*Excerpt provided*.

━━━━━━━━━━━━━━━━

5 responses to “17 Years at Mars Hill: Life After Disillusionment”

  1. Bruce Vanderhoff says:

    Mars Hill started out with humble beginnings but ad the saying goes, “Power corrupts and absolute power corrupts absolutely.”

  2. Mars Hill is not unique. It is part of a huge movement in the early 2000’s. I was a part of it and I was damaged as well. I felt a call to ministry and a church abuse I experienced at Calvary Chapel Saving Grace in Yorba Linda, CA, it changed my life forever. I am an insurance agent now and I feel better than I did then. However, Saving grace was not the only issue. I have been apart of 4 church splits including Saving Grace. Needless to say I have had some issues related to church trauma.

    Experiencing church abuse leads to deep disillusionment The podcast on Mars Hill and the episode “Aftermath” I really resonated with. I help bring into perspective what I went through, even though I am now 40 years old. Thank you for publishing this.

  3. Jacob Wade says:

    Randomly came across this Googling old Team Strike Force songs that somehow got stuck in my head.

    I actually ran sound for you guys (I was the monitor engineer at Ballard) and was in awe of your drumming prowess (dummer here myself).

━━━━━━━━━━━━━━━━

*Data entries*.

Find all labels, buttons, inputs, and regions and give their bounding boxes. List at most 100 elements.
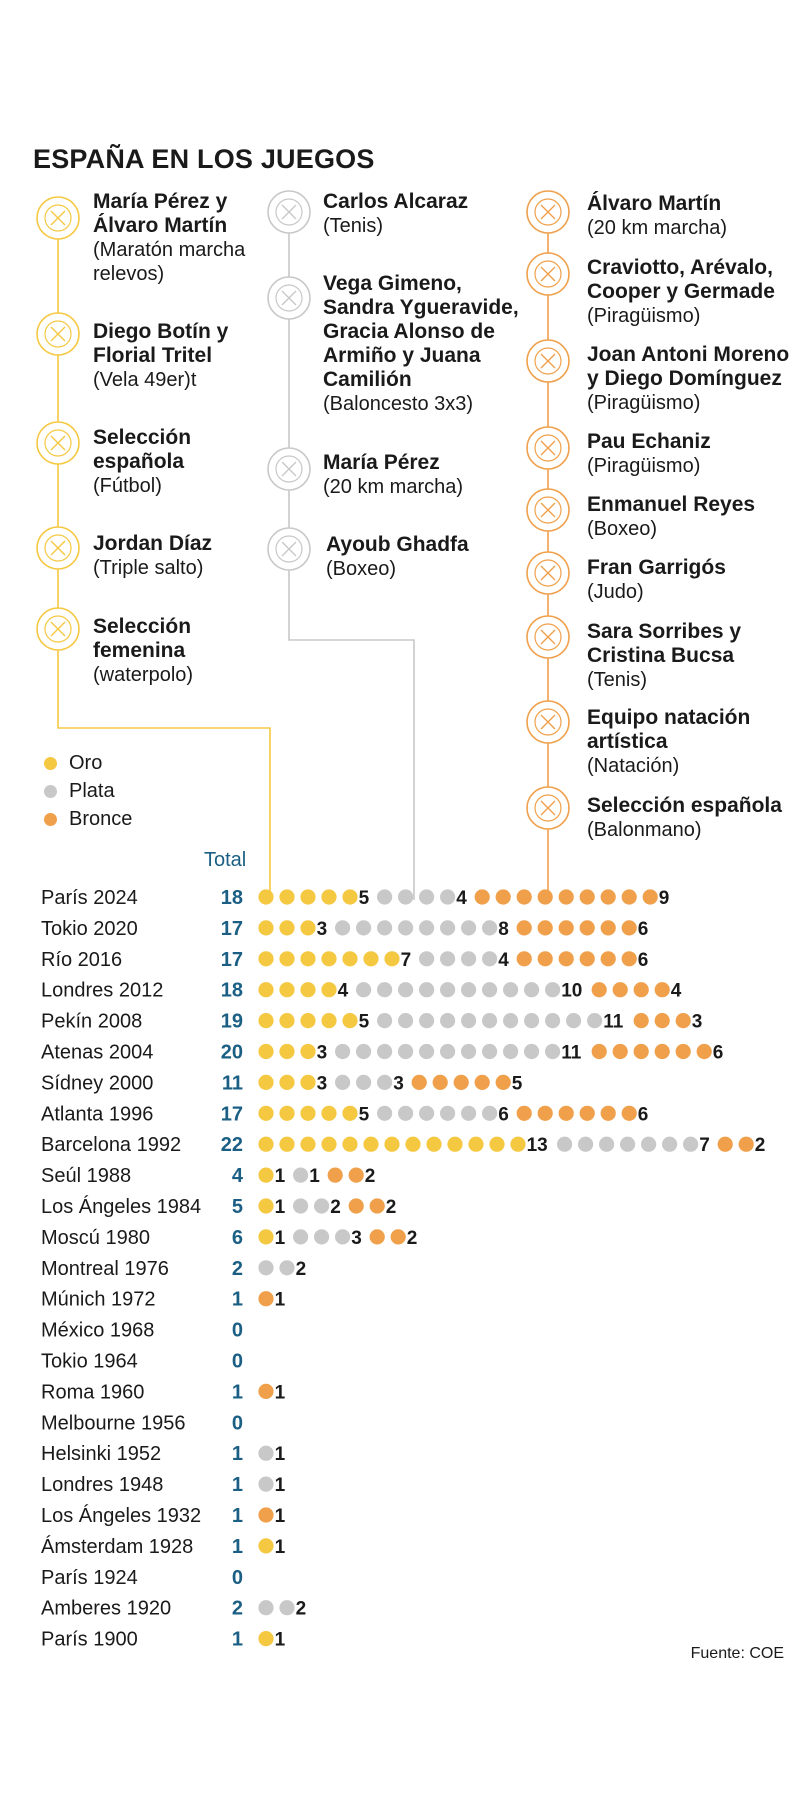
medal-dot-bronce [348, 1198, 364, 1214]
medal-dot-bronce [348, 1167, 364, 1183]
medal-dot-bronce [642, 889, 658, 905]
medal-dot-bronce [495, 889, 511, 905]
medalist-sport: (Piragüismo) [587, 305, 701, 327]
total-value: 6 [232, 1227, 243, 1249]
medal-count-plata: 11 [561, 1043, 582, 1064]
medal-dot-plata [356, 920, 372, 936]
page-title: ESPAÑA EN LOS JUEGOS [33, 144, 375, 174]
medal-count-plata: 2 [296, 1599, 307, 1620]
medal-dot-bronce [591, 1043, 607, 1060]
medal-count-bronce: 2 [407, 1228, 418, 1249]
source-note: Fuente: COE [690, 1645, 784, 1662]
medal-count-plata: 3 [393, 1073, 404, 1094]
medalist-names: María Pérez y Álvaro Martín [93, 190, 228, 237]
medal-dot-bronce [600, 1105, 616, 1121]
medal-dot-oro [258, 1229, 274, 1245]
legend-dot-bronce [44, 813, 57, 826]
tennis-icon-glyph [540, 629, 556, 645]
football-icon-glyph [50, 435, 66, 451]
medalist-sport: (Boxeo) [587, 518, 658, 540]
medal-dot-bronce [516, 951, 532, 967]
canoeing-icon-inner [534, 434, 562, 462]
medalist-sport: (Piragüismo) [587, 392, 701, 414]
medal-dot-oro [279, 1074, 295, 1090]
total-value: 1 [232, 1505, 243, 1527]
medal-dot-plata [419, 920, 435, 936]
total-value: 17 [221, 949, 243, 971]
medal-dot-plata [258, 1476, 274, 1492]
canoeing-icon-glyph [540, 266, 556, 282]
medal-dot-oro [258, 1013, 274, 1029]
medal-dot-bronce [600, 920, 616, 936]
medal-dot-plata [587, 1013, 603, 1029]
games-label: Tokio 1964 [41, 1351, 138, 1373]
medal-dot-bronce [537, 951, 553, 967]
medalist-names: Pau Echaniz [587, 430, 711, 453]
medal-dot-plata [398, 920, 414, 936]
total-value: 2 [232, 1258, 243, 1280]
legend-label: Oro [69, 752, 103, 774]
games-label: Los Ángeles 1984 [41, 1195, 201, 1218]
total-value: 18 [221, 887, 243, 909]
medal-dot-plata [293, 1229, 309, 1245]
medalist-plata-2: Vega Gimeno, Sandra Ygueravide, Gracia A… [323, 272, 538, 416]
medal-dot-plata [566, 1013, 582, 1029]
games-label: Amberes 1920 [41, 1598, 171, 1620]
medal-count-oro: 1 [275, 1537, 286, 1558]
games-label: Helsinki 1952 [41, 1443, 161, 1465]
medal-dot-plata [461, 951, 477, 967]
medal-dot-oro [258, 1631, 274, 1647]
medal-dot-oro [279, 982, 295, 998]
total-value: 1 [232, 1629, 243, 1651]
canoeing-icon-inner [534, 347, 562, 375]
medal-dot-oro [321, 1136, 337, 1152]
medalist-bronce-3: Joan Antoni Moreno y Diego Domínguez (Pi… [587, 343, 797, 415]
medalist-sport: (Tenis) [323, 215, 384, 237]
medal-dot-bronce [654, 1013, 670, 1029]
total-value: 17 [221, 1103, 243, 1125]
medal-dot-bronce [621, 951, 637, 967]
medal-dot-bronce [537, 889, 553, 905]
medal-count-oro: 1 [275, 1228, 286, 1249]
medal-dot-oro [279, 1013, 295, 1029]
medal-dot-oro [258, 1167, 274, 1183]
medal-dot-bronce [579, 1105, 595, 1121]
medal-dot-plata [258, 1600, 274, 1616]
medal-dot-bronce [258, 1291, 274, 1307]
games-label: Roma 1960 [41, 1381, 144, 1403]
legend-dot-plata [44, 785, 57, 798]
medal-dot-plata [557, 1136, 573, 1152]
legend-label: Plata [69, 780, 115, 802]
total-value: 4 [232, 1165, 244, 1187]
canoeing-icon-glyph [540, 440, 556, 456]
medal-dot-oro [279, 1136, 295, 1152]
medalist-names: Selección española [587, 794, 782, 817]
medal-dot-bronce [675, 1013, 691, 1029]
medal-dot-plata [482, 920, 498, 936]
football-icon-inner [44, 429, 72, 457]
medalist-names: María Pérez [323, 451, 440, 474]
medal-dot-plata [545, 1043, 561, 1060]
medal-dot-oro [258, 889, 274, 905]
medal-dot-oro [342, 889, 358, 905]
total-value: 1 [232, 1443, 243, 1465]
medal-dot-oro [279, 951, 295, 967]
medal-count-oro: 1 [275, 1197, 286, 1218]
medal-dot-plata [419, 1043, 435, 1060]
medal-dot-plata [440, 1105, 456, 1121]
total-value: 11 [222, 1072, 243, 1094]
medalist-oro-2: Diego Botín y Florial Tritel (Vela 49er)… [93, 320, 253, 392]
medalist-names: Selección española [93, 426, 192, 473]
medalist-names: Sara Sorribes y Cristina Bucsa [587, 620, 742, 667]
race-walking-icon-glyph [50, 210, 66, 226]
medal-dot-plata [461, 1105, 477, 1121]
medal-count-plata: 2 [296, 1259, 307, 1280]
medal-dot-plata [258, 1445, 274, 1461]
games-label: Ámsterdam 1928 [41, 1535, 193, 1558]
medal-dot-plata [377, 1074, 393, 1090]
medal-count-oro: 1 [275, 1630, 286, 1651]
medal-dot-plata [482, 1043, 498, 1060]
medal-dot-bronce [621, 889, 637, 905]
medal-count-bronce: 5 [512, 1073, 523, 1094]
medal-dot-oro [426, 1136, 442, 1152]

━━━━━━━━━━━━━━━━

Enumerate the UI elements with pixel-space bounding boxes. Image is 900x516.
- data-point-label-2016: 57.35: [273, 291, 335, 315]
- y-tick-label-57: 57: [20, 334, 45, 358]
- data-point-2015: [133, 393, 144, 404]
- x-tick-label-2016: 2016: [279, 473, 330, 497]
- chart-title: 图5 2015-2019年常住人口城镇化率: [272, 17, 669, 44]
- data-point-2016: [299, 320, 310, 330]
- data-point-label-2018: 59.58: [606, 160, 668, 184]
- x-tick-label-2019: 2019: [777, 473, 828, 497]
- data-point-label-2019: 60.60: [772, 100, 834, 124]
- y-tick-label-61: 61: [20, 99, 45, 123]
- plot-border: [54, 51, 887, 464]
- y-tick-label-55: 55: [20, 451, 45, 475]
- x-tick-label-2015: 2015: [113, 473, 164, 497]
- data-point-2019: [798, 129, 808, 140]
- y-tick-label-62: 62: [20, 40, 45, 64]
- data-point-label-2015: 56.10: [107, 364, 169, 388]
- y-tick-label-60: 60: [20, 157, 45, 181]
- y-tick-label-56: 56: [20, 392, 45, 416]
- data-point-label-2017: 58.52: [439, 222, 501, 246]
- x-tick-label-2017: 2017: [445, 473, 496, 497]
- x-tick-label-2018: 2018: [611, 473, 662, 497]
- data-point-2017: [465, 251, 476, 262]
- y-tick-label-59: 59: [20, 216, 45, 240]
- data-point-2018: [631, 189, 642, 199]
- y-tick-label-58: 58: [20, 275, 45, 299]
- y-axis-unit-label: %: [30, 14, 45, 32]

━━━━━━━━━━━━━━━━

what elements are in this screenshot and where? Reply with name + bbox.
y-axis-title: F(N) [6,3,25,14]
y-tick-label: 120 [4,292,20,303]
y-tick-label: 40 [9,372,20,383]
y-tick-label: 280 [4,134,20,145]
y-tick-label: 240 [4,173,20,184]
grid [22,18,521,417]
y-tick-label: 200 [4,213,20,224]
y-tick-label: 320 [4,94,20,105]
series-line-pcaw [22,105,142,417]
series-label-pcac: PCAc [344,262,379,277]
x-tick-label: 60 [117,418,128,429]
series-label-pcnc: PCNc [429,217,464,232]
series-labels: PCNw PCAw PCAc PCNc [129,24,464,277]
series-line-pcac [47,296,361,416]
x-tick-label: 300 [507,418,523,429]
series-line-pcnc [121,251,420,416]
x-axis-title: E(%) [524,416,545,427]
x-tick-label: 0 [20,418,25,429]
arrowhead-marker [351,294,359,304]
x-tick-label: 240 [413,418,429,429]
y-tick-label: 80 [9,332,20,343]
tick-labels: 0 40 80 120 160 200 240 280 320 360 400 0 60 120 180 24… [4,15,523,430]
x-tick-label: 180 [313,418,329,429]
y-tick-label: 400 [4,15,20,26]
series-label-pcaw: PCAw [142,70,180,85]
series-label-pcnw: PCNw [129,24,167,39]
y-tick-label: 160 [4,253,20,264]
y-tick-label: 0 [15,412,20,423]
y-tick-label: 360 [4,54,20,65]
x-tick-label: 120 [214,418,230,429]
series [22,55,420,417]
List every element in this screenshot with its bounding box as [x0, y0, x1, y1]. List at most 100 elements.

━━━━━━━━━━━━━━━━

*Written task*. In the comments on the Mars Hill post, what role did Jacob Wade have at Ballard? The items aren't needed here.

*Response*. The monitor engineer.